[Begin]

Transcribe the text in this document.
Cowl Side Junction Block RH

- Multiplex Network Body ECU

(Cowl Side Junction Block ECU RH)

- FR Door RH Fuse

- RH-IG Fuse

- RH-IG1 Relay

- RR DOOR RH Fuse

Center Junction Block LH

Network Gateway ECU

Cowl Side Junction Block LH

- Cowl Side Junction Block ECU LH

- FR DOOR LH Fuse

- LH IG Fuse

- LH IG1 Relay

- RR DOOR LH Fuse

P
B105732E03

[End]
[Begin]

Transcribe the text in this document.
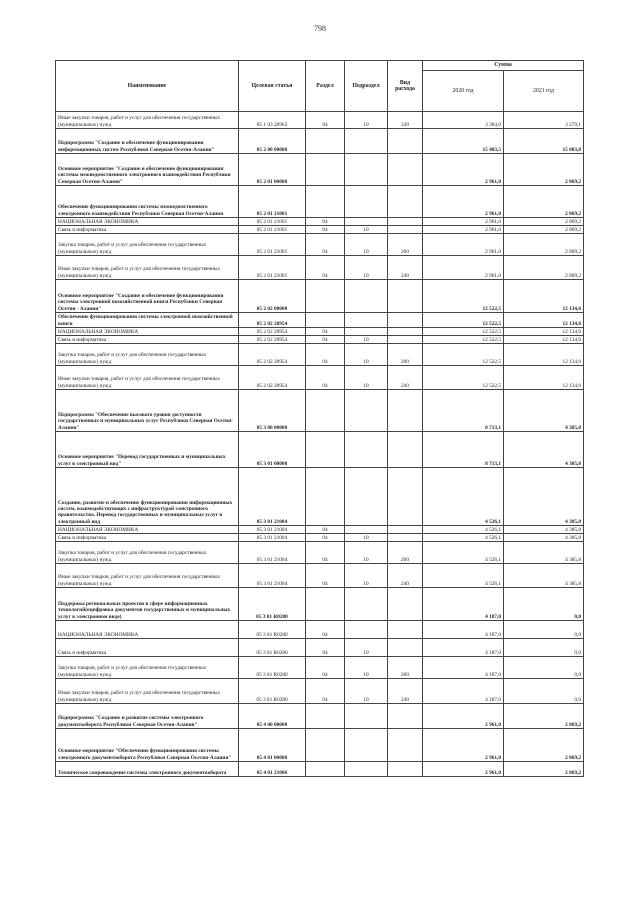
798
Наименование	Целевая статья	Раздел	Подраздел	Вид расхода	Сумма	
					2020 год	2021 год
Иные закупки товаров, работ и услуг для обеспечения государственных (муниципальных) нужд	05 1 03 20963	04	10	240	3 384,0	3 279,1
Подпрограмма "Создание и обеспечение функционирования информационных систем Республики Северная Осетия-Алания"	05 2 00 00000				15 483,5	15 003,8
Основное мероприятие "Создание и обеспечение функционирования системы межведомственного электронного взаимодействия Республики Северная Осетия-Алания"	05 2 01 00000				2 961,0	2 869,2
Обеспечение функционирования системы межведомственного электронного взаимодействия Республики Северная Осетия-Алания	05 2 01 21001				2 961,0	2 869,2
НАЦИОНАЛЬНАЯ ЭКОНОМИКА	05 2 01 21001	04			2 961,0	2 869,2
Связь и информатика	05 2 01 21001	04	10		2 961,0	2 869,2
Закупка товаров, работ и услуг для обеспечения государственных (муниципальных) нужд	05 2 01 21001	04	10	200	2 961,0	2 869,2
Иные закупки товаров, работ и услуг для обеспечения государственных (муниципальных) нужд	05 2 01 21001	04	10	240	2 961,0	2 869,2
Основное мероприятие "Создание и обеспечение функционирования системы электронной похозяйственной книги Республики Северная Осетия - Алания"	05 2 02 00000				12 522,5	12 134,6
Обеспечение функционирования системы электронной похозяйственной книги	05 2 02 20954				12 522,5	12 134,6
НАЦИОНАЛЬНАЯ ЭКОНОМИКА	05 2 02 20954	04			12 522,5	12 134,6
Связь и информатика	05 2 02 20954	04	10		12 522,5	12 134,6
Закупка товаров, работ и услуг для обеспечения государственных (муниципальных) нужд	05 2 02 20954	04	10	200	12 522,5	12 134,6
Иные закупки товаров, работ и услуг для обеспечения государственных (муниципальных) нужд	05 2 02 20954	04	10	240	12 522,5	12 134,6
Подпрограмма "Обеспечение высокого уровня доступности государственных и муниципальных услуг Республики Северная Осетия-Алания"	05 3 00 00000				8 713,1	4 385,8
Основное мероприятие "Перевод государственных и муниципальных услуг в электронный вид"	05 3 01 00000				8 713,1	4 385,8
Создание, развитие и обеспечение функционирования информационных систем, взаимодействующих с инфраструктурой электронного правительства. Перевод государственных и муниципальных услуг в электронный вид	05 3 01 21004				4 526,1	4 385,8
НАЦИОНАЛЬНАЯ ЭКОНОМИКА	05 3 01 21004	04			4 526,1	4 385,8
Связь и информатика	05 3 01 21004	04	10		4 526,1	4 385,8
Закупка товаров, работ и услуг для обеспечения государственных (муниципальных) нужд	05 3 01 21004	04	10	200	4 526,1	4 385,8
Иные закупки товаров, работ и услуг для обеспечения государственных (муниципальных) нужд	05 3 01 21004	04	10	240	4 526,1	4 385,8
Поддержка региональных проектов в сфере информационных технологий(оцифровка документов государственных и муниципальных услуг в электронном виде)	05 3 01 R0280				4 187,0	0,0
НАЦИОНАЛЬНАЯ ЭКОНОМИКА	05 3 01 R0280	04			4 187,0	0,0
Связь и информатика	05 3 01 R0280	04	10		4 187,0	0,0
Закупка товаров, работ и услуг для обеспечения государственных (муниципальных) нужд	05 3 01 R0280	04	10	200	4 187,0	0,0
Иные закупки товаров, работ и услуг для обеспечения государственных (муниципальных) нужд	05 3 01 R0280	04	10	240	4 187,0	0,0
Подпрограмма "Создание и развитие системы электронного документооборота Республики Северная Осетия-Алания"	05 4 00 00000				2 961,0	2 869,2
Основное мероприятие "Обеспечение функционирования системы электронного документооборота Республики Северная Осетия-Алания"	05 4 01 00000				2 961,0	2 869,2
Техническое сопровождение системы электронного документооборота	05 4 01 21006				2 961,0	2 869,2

[End]

From the records above, pull out every line containing the word "межведомственного".

## RESULT
Основное мероприятие "Создание и обеспечение функционирования системы межведомственного электронного взаимодействия Республики Северная Осетия-Алания"	05 2 01 00000				2 961,0	2 869,2
Обеспечение функционирования системы межведомственного электронного взаимодействия Республики Северная Осетия-Алания	05 2 01 21001				2 961,0	2 869,2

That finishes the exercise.